Please give the listing again, word for word, with nothing left out.

>> begin Data for this task

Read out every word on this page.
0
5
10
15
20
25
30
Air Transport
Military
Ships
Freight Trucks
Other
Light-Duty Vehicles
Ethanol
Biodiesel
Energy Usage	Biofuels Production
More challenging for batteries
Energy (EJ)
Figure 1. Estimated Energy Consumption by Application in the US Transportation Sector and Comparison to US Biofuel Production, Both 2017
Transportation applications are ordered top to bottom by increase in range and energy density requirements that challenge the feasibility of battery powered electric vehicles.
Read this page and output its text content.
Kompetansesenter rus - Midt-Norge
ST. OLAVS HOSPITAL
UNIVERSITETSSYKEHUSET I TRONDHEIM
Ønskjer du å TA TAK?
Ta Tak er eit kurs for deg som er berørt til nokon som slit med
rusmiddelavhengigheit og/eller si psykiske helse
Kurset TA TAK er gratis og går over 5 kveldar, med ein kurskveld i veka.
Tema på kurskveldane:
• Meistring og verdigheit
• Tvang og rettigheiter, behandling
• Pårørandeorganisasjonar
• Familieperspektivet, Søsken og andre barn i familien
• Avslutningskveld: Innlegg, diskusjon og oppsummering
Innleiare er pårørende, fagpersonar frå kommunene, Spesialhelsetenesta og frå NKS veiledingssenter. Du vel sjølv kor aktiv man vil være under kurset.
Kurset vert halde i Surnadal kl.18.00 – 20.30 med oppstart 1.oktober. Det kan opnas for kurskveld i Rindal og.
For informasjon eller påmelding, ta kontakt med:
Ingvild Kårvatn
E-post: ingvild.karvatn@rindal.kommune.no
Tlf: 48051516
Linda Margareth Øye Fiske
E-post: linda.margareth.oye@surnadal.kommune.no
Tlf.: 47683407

>> end Data for this task

■ Solution to the problem:
Read out every word on this page.
0
5
10
15
20
25
30
Air Transport
Military
Ships
Freight Trucks
Other
Light-Duty Vehicles
Ethanol
Biodiesel
Energy Usage	Biofuels Production
More challenging for batteries
Energy (EJ)
Figure 1. Estimated Energy Consumption by Application in the US Transportation Sector and Comparison to US Biofuel Production, Both 2017
Transportation applications are ordered top to bottom by increase in range and energy density requirements that challenge the feasibility of battery powered electric vehicles.
Read this page and output its text content.
Kompetansesenter rus - Midt-Norge
ST. OLAVS HOSPITAL
UNIVERSITETSSYKEHUSET I TRONDHEIM
Ønskjer du å TA TAK?
Ta Tak er eit kurs for deg som er berørt til nokon som slit med
rusmiddelavhengigheit og/eller si psykiske helse
Kurset TA TAK er gratis og går over 5 kveldar, med ein kurskveld i veka.
Tema på kurskveldane:
• Meistring og verdigheit
• Tvang og rettigheiter, behandling
• Pårørandeorganisasjonar
• Familieperspektivet, Søsken og andre barn i familien
• Avslutningskveld: Innlegg, diskusjon og oppsummering
Innleiare er pårørende, fagpersonar frå kommunene, Spesialhelsetenesta og frå NKS veiledingssenter. Du vel sjølv kor aktiv man vil være under kurset.
Kurset vert halde i Surnadal kl.18.00 – 20.30 med oppstart 1.oktober. Det kan opnas for kurskveld i Rindal og.
For informasjon eller påmelding, ta kontakt med:
Ingvild Kårvatn
E-post: ingvild.karvatn@rindal.kommune.no
Tlf: 48051516
Linda Margareth Øye Fiske
E-post: linda.margareth.oye@surnadal.kommune.no
Tlf.: 47683407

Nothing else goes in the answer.